[Task description] Once the pictures are set aside, transcribe the remaining data exactly.

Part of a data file
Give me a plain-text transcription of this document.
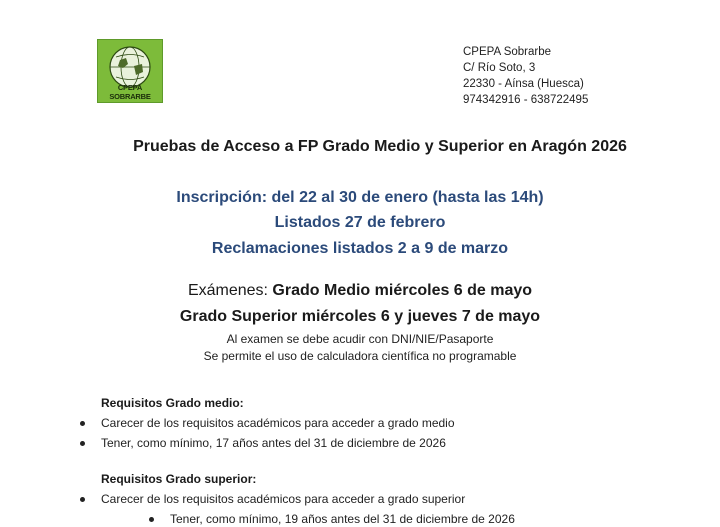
CPEPA SOBRARBE
CPEPA Sobrarbe
C/ Río Soto, 3
22330 - Aínsa (Huesca)
974342916 - 638722495
Pruebas de Acceso a FP Grado Medio y Superior en Aragón 2026
Inscripción: del 22 al 30 de enero (hasta las 14h)
Listados 27 de febrero
Reclamaciones listados 2 a 9 de marzo
Exámenes: Grado Medio miércoles 6 de mayo
Grado Superior miércoles 6 y jueves 7 de mayo
Al examen se debe acudir con DNI/NIE/Pasaporte
Se permite el uso de calculadora científica no programable
Requisitos Grado medio:
Carecer de los requisitos académicos para acceder a grado medio
Tener, como mínimo, 17 años antes del 31 de diciembre de 2026
Requisitos Grado superior:
Carecer de los requisitos académicos para acceder a grado superior
Tener, como mínimo, 19 años antes del 31 de diciembre de 2026
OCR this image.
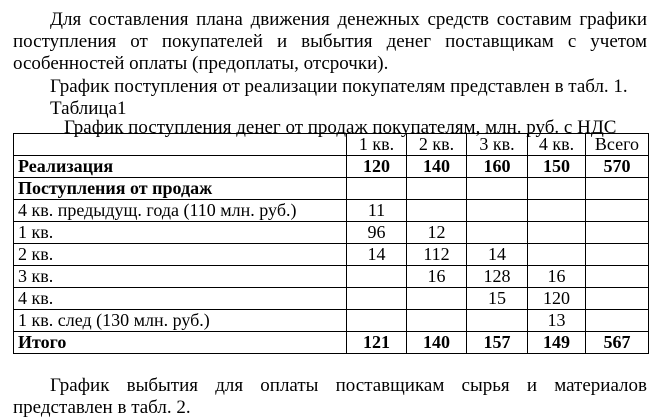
Для составления плана движения денежных средств составим графики
поступления от покупателей и выбытия денег поставщикам с учетом
особенностей оплаты (предоплаты, отсрочки).
График поступления от реализации покупателям представлен в табл. 1.
Таблица1
График поступления денег от продаж покупателям, млн. руб. с НДС
	1 кв.	2 кв.	3 кв.	4 кв.	Всего
Реализация	120	140	160	150	570
Поступления от продаж					
4 кв. предыдущ. года (110 млн. руб.)	11				
1 кв.	96	12			
2 кв.	14	112	14		
3 кв.		16	128	16	
4 кв.			15	120	
1 кв. след (130 млн. руб.)				13	
Итого	121	140	157	149	567
График выбытия для оплаты поставщикам сырья и материалов
представлен в табл. 2.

[Correct result]
Give me a plain-text transcription of this document.
CPEPA SOBRARBE
CPEPA Sobrarbe
C/ Río Soto, 3
22330 - Aínsa (Huesca)
974342916 - 638722495
Pruebas de Acceso a FP Grado Medio y Superior en Aragón 2026
Inscripción: del 22 al 30 de enero (hasta las 14h)
Listados 27 de febrero
Reclamaciones listados 2 a 9 de marzo
Exámenes: Grado Medio miércoles 6 de mayo
Grado Superior miércoles 6 y jueves 7 de mayo
Al examen se debe acudir con DNI/NIE/Pasaporte
Se permite el uso de calculadora científica no programable
Requisitos Grado medio:
Carecer de los requisitos académicos para acceder a grado medio
Tener, como mínimo, 17 años antes del 31 de diciembre de 2026
Requisitos Grado superior:
Carecer de los requisitos académicos para acceder a grado superior
Tener, como mínimo, 19 años antes del 31 de diciembre de 2026
OCR this image.
Для составления плана движения денежных средств составим графики
поступления от покупателей и выбытия денег поставщикам с учетом
особенностей оплаты (предоплаты, отсрочки).
График поступления от реализации покупателям представлен в табл. 1.
Таблица1
График поступления денег от продаж покупателям, млн. руб. с НДС
	1 кв.	2 кв.	3 кв.	4 кв.	Всего
Реализация	120	140	160	150	570
Поступления от продаж					
4 кв. предыдущ. года (110 млн. руб.)	11				
1 кв.	96	12			
2 кв.	14	112	14		
3 кв.		16	128	16	
4 кв.			15	120	
1 кв. след (130 млн. руб.)				13	
Итого	121	140	157	149	567
График выбытия для оплаты поставщикам сырья и материалов
представлен в табл. 2.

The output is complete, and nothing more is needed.